• TEXT PROVIDED:

BEGIN

Transitions Between Bursting Modes in the Integrated Oscillator Model for Pancreatic Beta-Cells

Isabella Marinelli, Theodore Vo, Luca Gerardo-Giorda, Richard Bertram

Insulin-secreting beta-cells of pancreatic islets of Langerhans produce bursts of electrical impulses, resulting in intracellular calcium oscillations and pulsatile insulin secretion. The mechanism for this bursting activity has been the focus of mathematical modeling for more than three decades, and as new data are acquired old models are modified and new models are developed. Comprehensive models must now account for the various modes of bursting observed in islet beta-cells, which include fast bursting, slow bursting, and compound bursting. One such model is the Integrated Oscillator Model (IOM), in which beta-cells electrical activity, intracellular calcium, and glucose metabolism interact via numerous feedforward and feedback pathways. These interactions can produce metabolic oscillations with a sawtooth time course or a pulsatile time course, reflecting very different oscillation mechanisms. In this report, we determine conditions favorable to one form of oscillations or the other, and examine the transitions between modes of bursting and the relationship of the transitions to the patterns of metabolic oscillations. Importantly, this work clarifies what can be expected in experimental measurements of beta-cell oscillatory activity, and suggests pathways through which oscillations of one type can be converted to oscillations of another type.

END

• DATA RECORDS:
BEGIN

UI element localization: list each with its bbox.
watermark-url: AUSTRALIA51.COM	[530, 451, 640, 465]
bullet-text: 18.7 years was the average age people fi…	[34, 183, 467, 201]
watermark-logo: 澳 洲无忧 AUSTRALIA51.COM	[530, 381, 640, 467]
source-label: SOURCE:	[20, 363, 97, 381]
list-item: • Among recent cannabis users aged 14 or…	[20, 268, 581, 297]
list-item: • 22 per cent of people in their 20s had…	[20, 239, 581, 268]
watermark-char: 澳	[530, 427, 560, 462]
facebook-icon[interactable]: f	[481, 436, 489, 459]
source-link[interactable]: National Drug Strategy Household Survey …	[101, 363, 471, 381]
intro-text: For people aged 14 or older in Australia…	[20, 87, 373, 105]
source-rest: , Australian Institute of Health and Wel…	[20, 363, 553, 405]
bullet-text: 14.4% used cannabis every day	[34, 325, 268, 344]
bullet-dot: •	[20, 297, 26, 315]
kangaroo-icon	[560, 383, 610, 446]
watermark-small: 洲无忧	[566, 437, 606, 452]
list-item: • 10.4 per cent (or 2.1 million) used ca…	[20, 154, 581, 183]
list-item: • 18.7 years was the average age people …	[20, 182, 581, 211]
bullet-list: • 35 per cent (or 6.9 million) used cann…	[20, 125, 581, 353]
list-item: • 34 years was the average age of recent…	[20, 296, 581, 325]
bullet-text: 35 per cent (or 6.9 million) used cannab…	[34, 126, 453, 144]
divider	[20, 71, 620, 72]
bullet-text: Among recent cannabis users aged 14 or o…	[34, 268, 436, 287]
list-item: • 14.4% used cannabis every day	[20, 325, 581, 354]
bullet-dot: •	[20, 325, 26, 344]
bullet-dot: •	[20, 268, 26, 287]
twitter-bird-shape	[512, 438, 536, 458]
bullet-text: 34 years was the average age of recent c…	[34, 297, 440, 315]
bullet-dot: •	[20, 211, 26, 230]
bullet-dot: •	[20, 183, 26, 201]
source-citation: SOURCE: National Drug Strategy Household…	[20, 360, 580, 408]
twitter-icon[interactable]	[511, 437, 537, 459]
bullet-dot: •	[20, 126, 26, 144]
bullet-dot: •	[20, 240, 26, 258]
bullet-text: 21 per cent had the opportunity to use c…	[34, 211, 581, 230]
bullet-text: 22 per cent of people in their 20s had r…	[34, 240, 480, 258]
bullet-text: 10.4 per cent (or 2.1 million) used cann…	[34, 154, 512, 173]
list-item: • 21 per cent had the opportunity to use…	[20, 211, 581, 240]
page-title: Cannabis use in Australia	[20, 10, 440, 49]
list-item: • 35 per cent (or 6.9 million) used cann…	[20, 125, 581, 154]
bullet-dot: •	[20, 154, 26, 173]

END

• EXERCISE:
Answer these questions from the abstract on beta-cell bursting:
(a) For how long has the bursting mechanism been a focus of mathematical modeling?
(b) Which three modes of bursting seen in islet beta-cells does it list?
(c) What two time courses can the metabolic oscillations in the Integrated Oscillator Model have?

• WRITTEN RESPONSE:
(a) More than three decades.
(b) Fast bursting, slow bursting, and compound bursting.
(c) A sawtooth time course or a pulsatile time course.